**Data shown**

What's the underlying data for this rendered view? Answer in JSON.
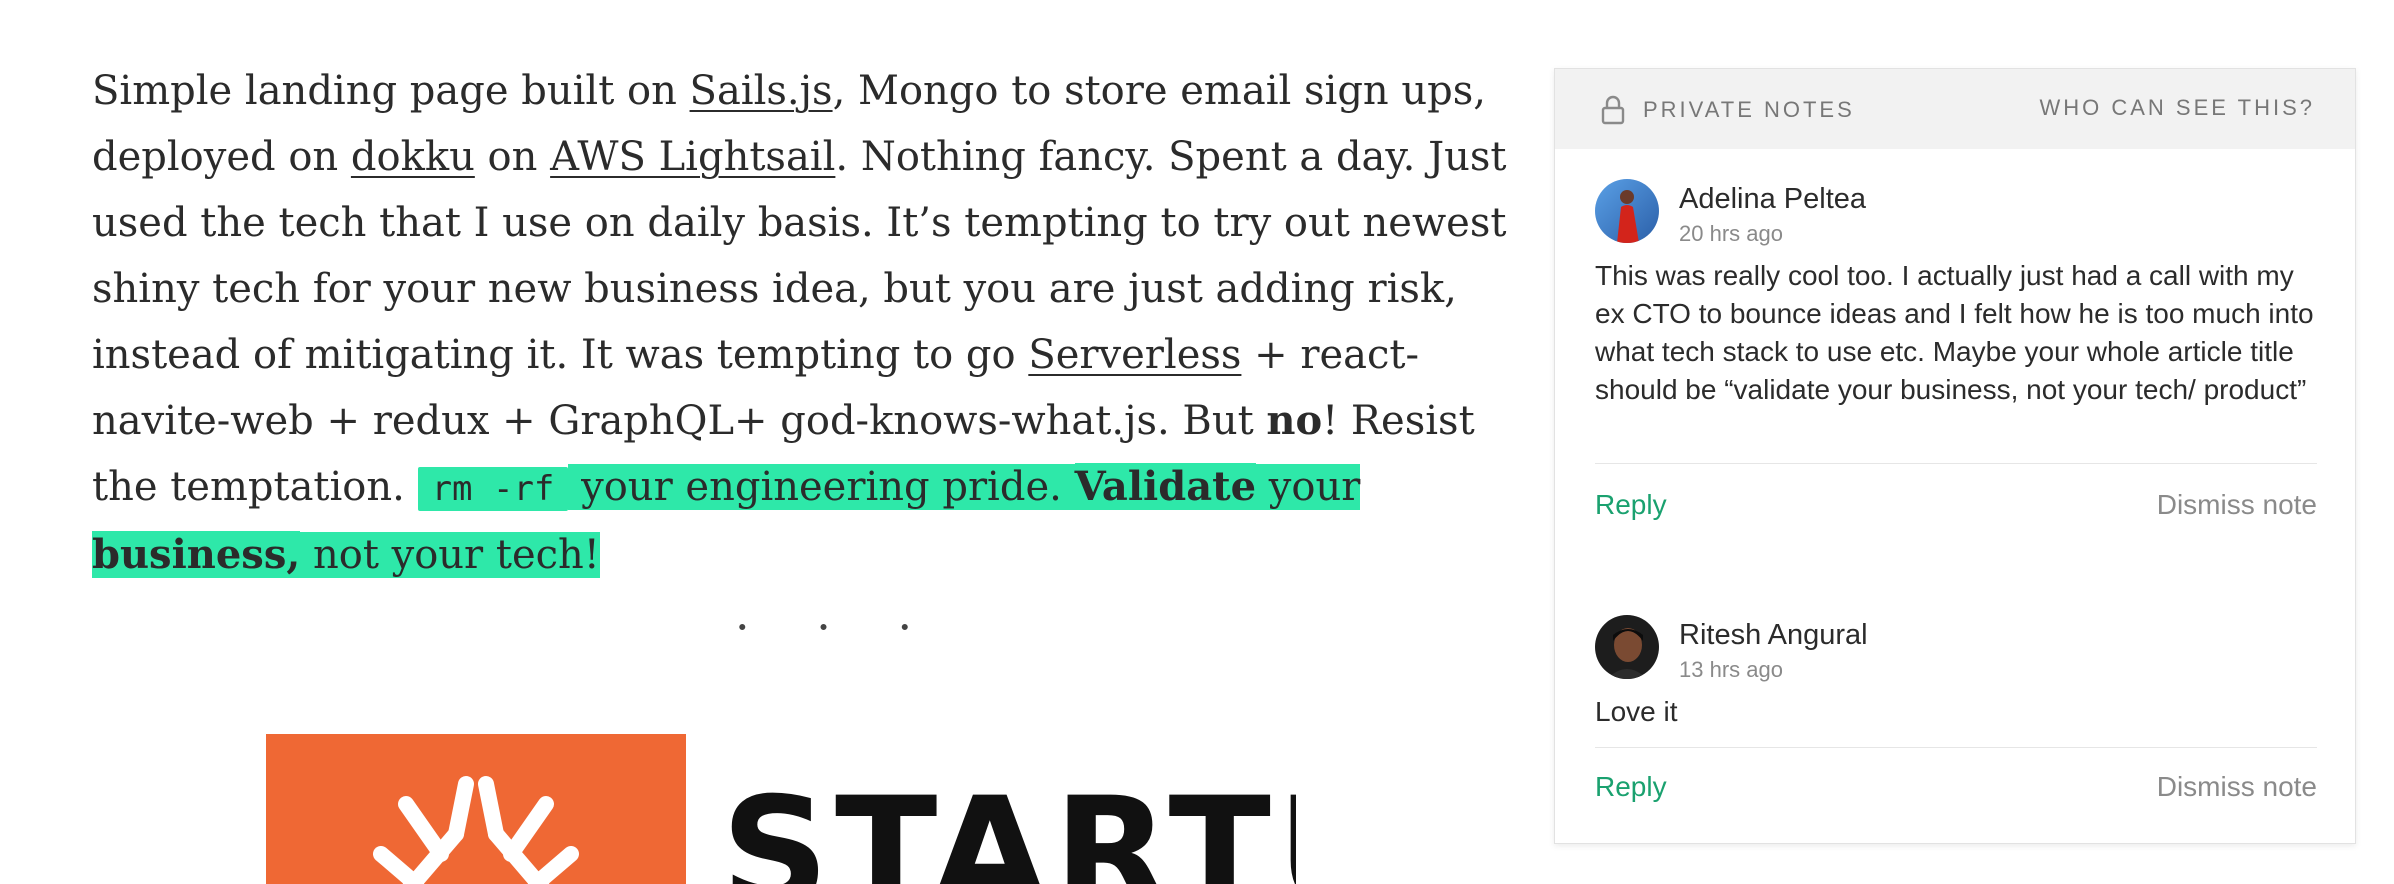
{
  "article": {
    "seg1": "Simple landing page built on ",
    "link_sails": "Sails.js",
    "seg2": ", Mongo to store email sign ups, deployed on ",
    "link_dokku": "dokku",
    "seg3": " on ",
    "link_lightsail": "AWS Lightsail",
    "seg4": ". Nothing fancy. Spent a day. Just used the tech that I use on daily basis. It’s tempting to try out newest shiny tech for your new business idea, but you are just adding risk, instead of mitigating it. It was tempting to go ",
    "link_serverless": "Serverless",
    "seg5": " + react-navite-web + redux + GraphQL+ god-knows-what.js. But ",
    "bold_no": "no",
    "seg6": "! Resist the temptation. ",
    "code": "rm -rf",
    "hl_seg1": " your engineering pride. ",
    "hl_bold_validate": "Validate",
    "hl_seg2": " your ",
    "hl_bold_business": "business,",
    "hl_seg3": " not your tech!"
  },
  "separator": "· · ·",
  "logo": {
    "word": "STARTUP",
    "color": "#ef6834"
  },
  "notes": {
    "title": "PRIVATE NOTES",
    "who_link": "WHO CAN SEE THIS?",
    "icon": "lock-icon",
    "accent": "#1aa16f",
    "items": [
      {
        "author": "Adelina Peltea",
        "time": "20 hrs ago",
        "body": "This was really cool too. I actually just had a call with my ex CTO to bounce ideas and I felt how he is too much into what tech stack to use etc. Maybe your whole article title should be “validate your business, not your tech/ product”",
        "reply": "Reply",
        "dismiss": "Dismiss note"
      },
      {
        "author": "Ritesh Angural",
        "time": "13 hrs ago",
        "body": "Love it",
        "reply": "Reply",
        "dismiss": "Dismiss note"
      }
    ]
  }
}
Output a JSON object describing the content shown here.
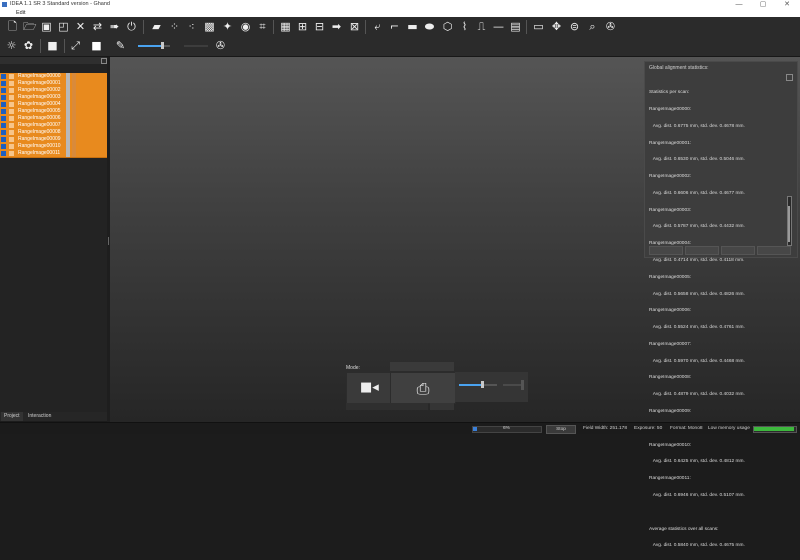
{
  "window": {
    "title": "IDEA 1.1 SR 3 Standard version - Ghand",
    "controls": [
      "—",
      "▢",
      "✕"
    ]
  },
  "menu": {
    "items": [
      "Edit"
    ]
  },
  "toolbar1": {
    "icons": [
      "new-file-icon",
      "open-folder-icon",
      "save-icon",
      "save-as-icon",
      "delete-icon",
      "import-icon",
      "export-icon",
      "power-icon",
      "scan-tool-icon",
      "align-icon",
      "points-icon",
      "pattern-icon",
      "transform-icon",
      "merge-icon",
      "simplify-icon",
      "grid-icon",
      "grid-select-icon",
      "stack-icon",
      "arrow-right-icon",
      "layers-icon",
      "curve-icon",
      "corner-icon",
      "rectangle-icon",
      "ellipse-icon",
      "polygon-icon",
      "polyline-icon",
      "line-step-icon",
      "line-icon",
      "panel-icon",
      "window-icon",
      "move-icon",
      "disc-icon",
      "search-icon",
      "wrench-icon"
    ]
  },
  "toolbar2": {
    "icons": [
      "light-icon",
      "palette-icon",
      "square-icon",
      "expand-icon",
      "white-square-icon",
      "color-picker-icon",
      "slider-icon",
      "wrench-icon"
    ],
    "slider_level": 0.75
  },
  "layer_panel": {
    "items": [
      "RangeImage00000",
      "RangeImage00001",
      "RangeImage00002",
      "RangeImage00003",
      "RangeImage00004",
      "RangeImage00005",
      "RangeImage00006",
      "RangeImage00007",
      "RangeImage00008",
      "RangeImage00009",
      "RangeImage00010",
      "RangeImage00011"
    ],
    "tabs": [
      "Project",
      "Interaction"
    ]
  },
  "stats_panel": {
    "title": "Global alignment statistics:",
    "lines": [
      "Statistics per scan:",
      "RangeImage00000:",
      "   Avg. dist. 0.6775 mm, std. dev. 0.4678 mm.",
      "RangeImage00001:",
      "   Avg. dist. 0.6530 mm, std. dev. 0.5046 mm.",
      "RangeImage00002:",
      "   Avg. dist. 0.6606 mm, std. dev. 0.4677 mm.",
      "RangeImage00003:",
      "   Avg. dist. 0.5787 mm, std. dev. 0.4432 mm.",
      "RangeImage00004:",
      "   Avg. dist. 0.4714 mm, std. dev. 0.4118 mm.",
      "RangeImage00005:",
      "   Avg. dist. 0.5658 mm, std. dev. 0.4826 mm.",
      "RangeImage00006:",
      "   Avg. dist. 0.5524 mm, std. dev. 0.4761 mm.",
      "RangeImage00007:",
      "   Avg. dist. 0.5970 mm, std. dev. 0.4468 mm.",
      "RangeImage00008:",
      "   Avg. dist. 0.4879 mm, std. dev. 0.4032 mm.",
      "RangeImage00009:",
      "   Avg. dist. 0.5468 mm, std. dev. 0.4380 mm.",
      "RangeImage00010:",
      "   Avg. dist. 0.6425 mm, std. dev. 0.4812 mm.",
      "RangeImage00011:",
      "   Avg. dist. 0.6946 mm, std. dev. 0.5107 mm.",
      "",
      "Average statistics over all scans:",
      "   Avg. dist. 0.5840 mm, std. dev. 0.4675 mm."
    ]
  },
  "mode_panel": {
    "label": "Mode:",
    "buttons": [
      "video-camera-icon",
      "camera-icon"
    ],
    "slider_level": 0.6
  },
  "statusbar": {
    "progress_label": "6%",
    "progress": 0.06,
    "stop_label": "Stop",
    "field_width": "Field Width: 251.178",
    "exposure": "Exposure: 50",
    "format": "Format: Mono8",
    "memory": "Low memory usage",
    "memory_level": 0.95,
    "memory_color": "#3db83d"
  }
}
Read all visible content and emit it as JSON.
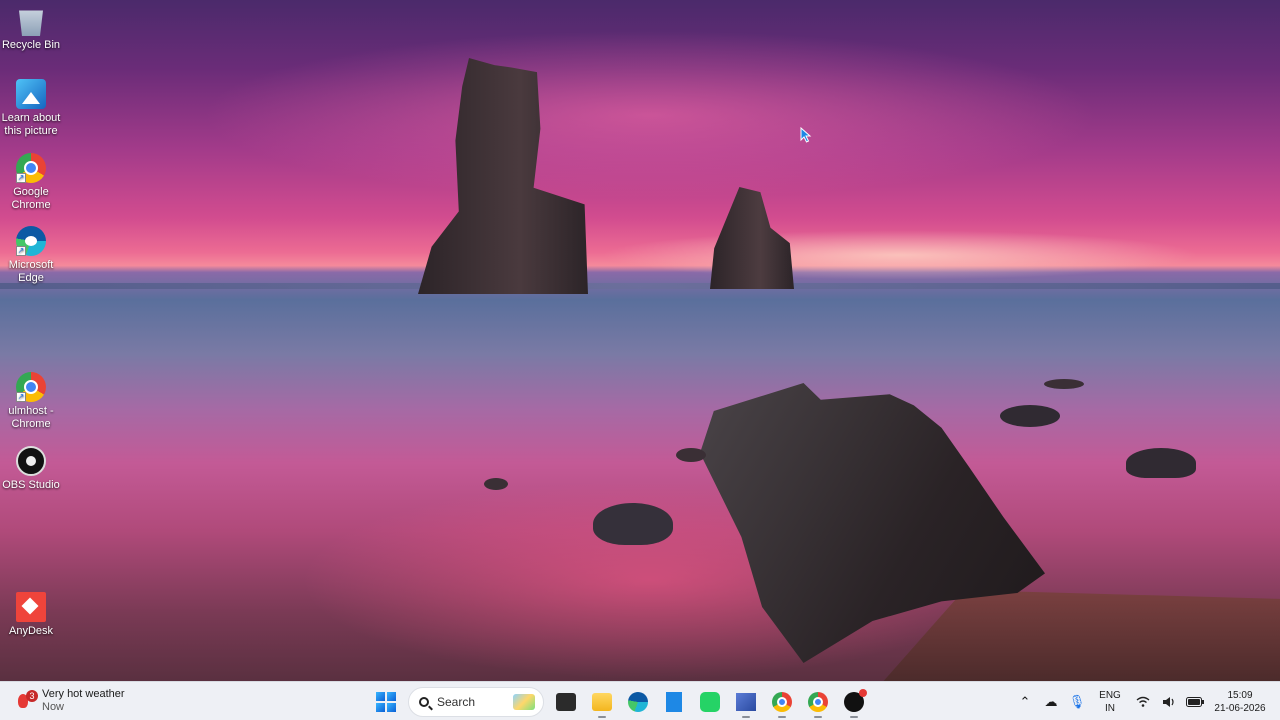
{
  "desktop": {
    "icons": [
      {
        "label": "Recycle Bin",
        "icon": "recycle-bin-icon"
      },
      {
        "label": "Learn about this picture",
        "icon": "learn-picture-icon"
      },
      {
        "label": "Google Chrome",
        "icon": "chrome-icon"
      },
      {
        "label": "Microsoft Edge",
        "icon": "edge-icon"
      },
      {
        "label": "ulmhost - Chrome",
        "icon": "chrome-profile-icon"
      },
      {
        "label": "OBS Studio",
        "icon": "obs-icon"
      },
      {
        "label": "AnyDesk",
        "icon": "anydesk-icon"
      }
    ]
  },
  "taskbar": {
    "weather": {
      "title": "Very hot weather",
      "subtitle": "Now",
      "badge": "3"
    },
    "search": {
      "placeholder": "Search"
    },
    "apps": [
      {
        "name": "start",
        "icon": "windows-logo-icon"
      },
      {
        "name": "terminal",
        "icon": "terminal-icon"
      },
      {
        "name": "file-explorer",
        "icon": "folder-icon"
      },
      {
        "name": "edge",
        "icon": "edge-icon"
      },
      {
        "name": "notepad",
        "icon": "notepad-icon"
      },
      {
        "name": "whatsapp",
        "icon": "whatsapp-icon"
      },
      {
        "name": "network",
        "icon": "network-icon"
      },
      {
        "name": "chrome",
        "icon": "chrome-icon"
      },
      {
        "name": "chrome-profile",
        "icon": "chrome-profile-icon"
      },
      {
        "name": "obs",
        "icon": "obs-icon"
      }
    ],
    "tray": {
      "language_line1": "ENG",
      "language_line2": "IN",
      "time": "15:09",
      "date": "21-06-2026"
    }
  },
  "colors": {
    "taskbar_bg": "#eef0f5",
    "accent": "#0a5fd6"
  }
}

**Exercise instructions**
Make an exact copy of all the material, but keep the pictures out of it.

**The completed task**
What's the underlying data for this rendered view? Answer in JSON.
{
  "article": {
    "seg1": "Simple landing page built on ",
    "link_sails": "Sails.js",
    "seg2": ", Mongo to store email sign ups, deployed on ",
    "link_dokku": "dokku",
    "seg3": " on ",
    "link_lightsail": "AWS Lightsail",
    "seg4": ". Nothing fancy. Spent a day. Just used the tech that I use on daily basis. It’s tempting to try out newest shiny tech for your new business idea, but you are just adding risk, instead of mitigating it. It was tempting to go ",
    "link_serverless": "Serverless",
    "seg5": " + react-navite-web + redux + GraphQL+ god-knows-what.js. But ",
    "bold_no": "no",
    "seg6": "! Resist the temptation. ",
    "code": "rm -rf",
    "hl_seg1": " your engineering pride. ",
    "hl_bold_validate": "Validate",
    "hl_seg2": " your ",
    "hl_bold_business": "business,",
    "hl_seg3": " not your tech!"
  },
  "separator": "· · ·",
  "logo": {
    "word": "STARTUP",
    "color": "#ef6834"
  },
  "notes": {
    "title": "PRIVATE NOTES",
    "who_link": "WHO CAN SEE THIS?",
    "icon": "lock-icon",
    "accent": "#1aa16f",
    "items": [
      {
        "author": "Adelina Peltea",
        "time": "20 hrs ago",
        "body": "This was really cool too. I actually just had a call with my ex CTO to bounce ideas and I felt how he is too much into what tech stack to use etc. Maybe your whole article title should be “validate your business, not your tech/ product”",
        "reply": "Reply",
        "dismiss": "Dismiss note"
      },
      {
        "author": "Ritesh Angural",
        "time": "13 hrs ago",
        "body": "Love it",
        "reply": "Reply",
        "dismiss": "Dismiss note"
      }
    ]
  }
}
Output a JSON object describing the content shown here.
{
  "window": {
    "title": "IDEA 1.1 SR 3 Standard version - Ghand",
    "controls": [
      "—",
      "▢",
      "✕"
    ]
  },
  "menu": {
    "items": [
      "Edit"
    ]
  },
  "toolbar1": {
    "icons": [
      "new-file-icon",
      "open-folder-icon",
      "save-icon",
      "save-as-icon",
      "delete-icon",
      "import-icon",
      "export-icon",
      "power-icon",
      "scan-tool-icon",
      "align-icon",
      "points-icon",
      "pattern-icon",
      "transform-icon",
      "merge-icon",
      "simplify-icon",
      "grid-icon",
      "grid-select-icon",
      "stack-icon",
      "arrow-right-icon",
      "layers-icon",
      "curve-icon",
      "corner-icon",
      "rectangle-icon",
      "ellipse-icon",
      "polygon-icon",
      "polyline-icon",
      "line-step-icon",
      "line-icon",
      "panel-icon",
      "window-icon",
      "move-icon",
      "disc-icon",
      "search-icon",
      "wrench-icon"
    ]
  },
  "toolbar2": {
    "icons": [
      "light-icon",
      "palette-icon",
      "square-icon",
      "expand-icon",
      "white-square-icon",
      "color-picker-icon",
      "slider-icon",
      "wrench-icon"
    ],
    "slider_level": 0.75
  },
  "layer_panel": {
    "items": [
      "RangeImage00000",
      "RangeImage00001",
      "RangeImage00002",
      "RangeImage00003",
      "RangeImage00004",
      "RangeImage00005",
      "RangeImage00006",
      "RangeImage00007",
      "RangeImage00008",
      "RangeImage00009",
      "RangeImage00010",
      "RangeImage00011"
    ],
    "tabs": [
      "Project",
      "Interaction"
    ]
  },
  "stats_panel": {
    "title": "Global alignment statistics:",
    "lines": [
      "Statistics per scan:",
      "RangeImage00000:",
      "   Avg. dist. 0.6775 mm, std. dev. 0.4678 mm.",
      "RangeImage00001:",
      "   Avg. dist. 0.6530 mm, std. dev. 0.5046 mm.",
      "RangeImage00002:",
      "   Avg. dist. 0.6606 mm, std. dev. 0.4677 mm.",
      "RangeImage00003:",
      "   Avg. dist. 0.5787 mm, std. dev. 0.4432 mm.",
      "RangeImage00004:",
      "   Avg. dist. 0.4714 mm, std. dev. 0.4118 mm.",
      "RangeImage00005:",
      "   Avg. dist. 0.5658 mm, std. dev. 0.4826 mm.",
      "RangeImage00006:",
      "   Avg. dist. 0.5524 mm, std. dev. 0.4761 mm.",
      "RangeImage00007:",
      "   Avg. dist. 0.5970 mm, std. dev. 0.4468 mm.",
      "RangeImage00008:",
      "   Avg. dist. 0.4879 mm, std. dev. 0.4032 mm.",
      "RangeImage00009:",
      "   Avg. dist. 0.5468 mm, std. dev. 0.4380 mm.",
      "RangeImage00010:",
      "   Avg. dist. 0.6425 mm, std. dev. 0.4812 mm.",
      "RangeImage00011:",
      "   Avg. dist. 0.6946 mm, std. dev. 0.5107 mm.",
      "",
      "Average statistics over all scans:",
      "   Avg. dist. 0.5840 mm, std. dev. 0.4675 mm."
    ]
  },
  "mode_panel": {
    "label": "Mode:",
    "buttons": [
      "video-camera-icon",
      "camera-icon"
    ],
    "slider_level": 0.6
  },
  "statusbar": {
    "progress_label": "6%",
    "progress": 0.06,
    "stop_label": "Stop",
    "field_width": "Field Width: 251.178",
    "exposure": "Exposure: 50",
    "format": "Format: Mono8",
    "memory": "Low memory usage",
    "memory_level": 0.95,
    "memory_color": "#3db83d"
  }
}
Read all visible content and emit it as JSON.
{
  "desktop": {
    "icons": [
      {
        "label": "Recycle Bin",
        "icon": "recycle-bin-icon"
      },
      {
        "label": "Learn about this picture",
        "icon": "learn-picture-icon"
      },
      {
        "label": "Google Chrome",
        "icon": "chrome-icon"
      },
      {
        "label": "Microsoft Edge",
        "icon": "edge-icon"
      },
      {
        "label": "ulmhost - Chrome",
        "icon": "chrome-profile-icon"
      },
      {
        "label": "OBS Studio",
        "icon": "obs-icon"
      },
      {
        "label": "AnyDesk",
        "icon": "anydesk-icon"
      }
    ]
  },
  "taskbar": {
    "weather": {
      "title": "Very hot weather",
      "subtitle": "Now",
      "badge": "3"
    },
    "search": {
      "placeholder": "Search"
    },
    "apps": [
      {
        "name": "start",
        "icon": "windows-logo-icon"
      },
      {
        "name": "terminal",
        "icon": "terminal-icon"
      },
      {
        "name": "file-explorer",
        "icon": "folder-icon"
      },
      {
        "name": "edge",
        "icon": "edge-icon"
      },
      {
        "name": "notepad",
        "icon": "notepad-icon"
      },
      {
        "name": "whatsapp",
        "icon": "whatsapp-icon"
      },
      {
        "name": "network",
        "icon": "network-icon"
      },
      {
        "name": "chrome",
        "icon": "chrome-icon"
      },
      {
        "name": "chrome-profile",
        "icon": "chrome-profile-icon"
      },
      {
        "name": "obs",
        "icon": "obs-icon"
      }
    ],
    "tray": {
      "language_line1": "ENG",
      "language_line2": "IN",
      "time": "15:09",
      "date": "21-06-2026"
    }
  },
  "colors": {
    "taskbar_bg": "#eef0f5",
    "accent": "#0a5fd6"
  }
}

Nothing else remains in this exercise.